§ **Seite**:
Entscheidungsstichwort (Thema)
Grundsicherung für Arbeitsuchende. vorrangige Leistungen. Aufforderung zur Beantragung der vorzeitigen Altersrente. Unbestimmtheit des Schreibens des Grundsicherungsträgers
Leitsatz (amtlich)
1. Ein Bescheid ist unbestimmt, wenn sich eine Behörde im Tenor mit einer Bitte an einen Bürger wendet. Eine Bitte ist ein an jemanden gerichteter Wunsch. Er kann, muss aber nicht erfüllt werden. Bitten und Wünsche sind einer hoheitlichen Regelung fremd.
2. Eine Bitte ist auch keine Aufforderung im Sinne des § 12a SGB II.
Tenor
1. Der Bescheid vom 6. August 2014 in Gestalt des Widerspruchsbescheids vom 8. Oktober 2014 wird aufgehoben.
2. Der Beklagte hat der Klägerin ihre notwendigen außergerichtlichen Kosten zu erstatten.
Tatbestand
Die Beteiligten streiten über die Pflicht der Klägerin eine vorzeitige Rente zu beantragen.
Die Klägerin ist am … 1951 geboren. Sie bezieht als Pflegeperson ihrer Eltern, die nach Pflegestufe II pflegebedürftig sind, laufend Arbeitslosengeld II vom Beklagten. Mit Eingliederungsvereinbarung vom 4. November 2008 haben die Klägerin und der Beklagte vereinbart, dass die Klägerin wegen ihrer Pflegetätigkeit sich nicht bewerben muss. Laut Rentenauskunft vom 12. August 2014 würde die Klägerin bei Eintritt in die Altersrente am 1. Juni 2017 bei gleichbleibender Beitragsentrichtung 774,47 Euro monatliche Rente erhalten. Ab 1. Januar 2017 könne die Klägerin Altersrente für Frauen abschlagsfrei beantragen.

§ **Gegebenes Material**:
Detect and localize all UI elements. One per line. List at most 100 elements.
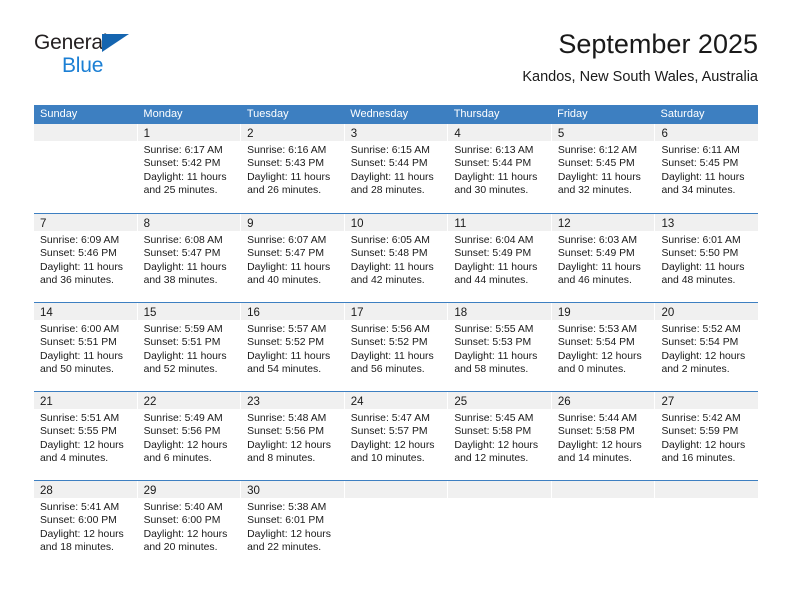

§ **Aufgabe**:
Zitieren Sie aus der Gerichtsentscheidung wörtlich den Abschnitt von „Entscheidungsstichwort (Thema)“ bis „Rente zu beantragen.“.

§ **Lösung**:
Entscheidungsstichwort (Thema)
Grundsicherung für Arbeitsuchende. vorrangige Leistungen. Aufforderung zur Beantragung der vorzeitigen Altersrente. Unbestimmtheit des Schreibens des Grundsicherungsträgers
Leitsatz (amtlich)
1. Ein Bescheid ist unbestimmt, wenn sich eine Behörde im Tenor mit einer Bitte an einen Bürger wendet. Eine Bitte ist ein an jemanden gerichteter Wunsch. Er kann, muss aber nicht erfüllt werden. Bitten und Wünsche sind einer hoheitlichen Regelung fremd.
2. Eine Bitte ist auch keine Aufforderung im Sinne des § 12a SGB II.
Tenor
1. Der Bescheid vom 6. August 2014 in Gestalt des Widerspruchsbescheids vom 8. Oktober 2014 wird aufgehoben.
2. Der Beklagte hat der Klägerin ihre notwendigen außergerichtlichen Kosten zu erstatten.
Tatbestand
Die Beteiligten streiten über die Pflicht der Klägerin eine vorzeitige Rente zu beantragen.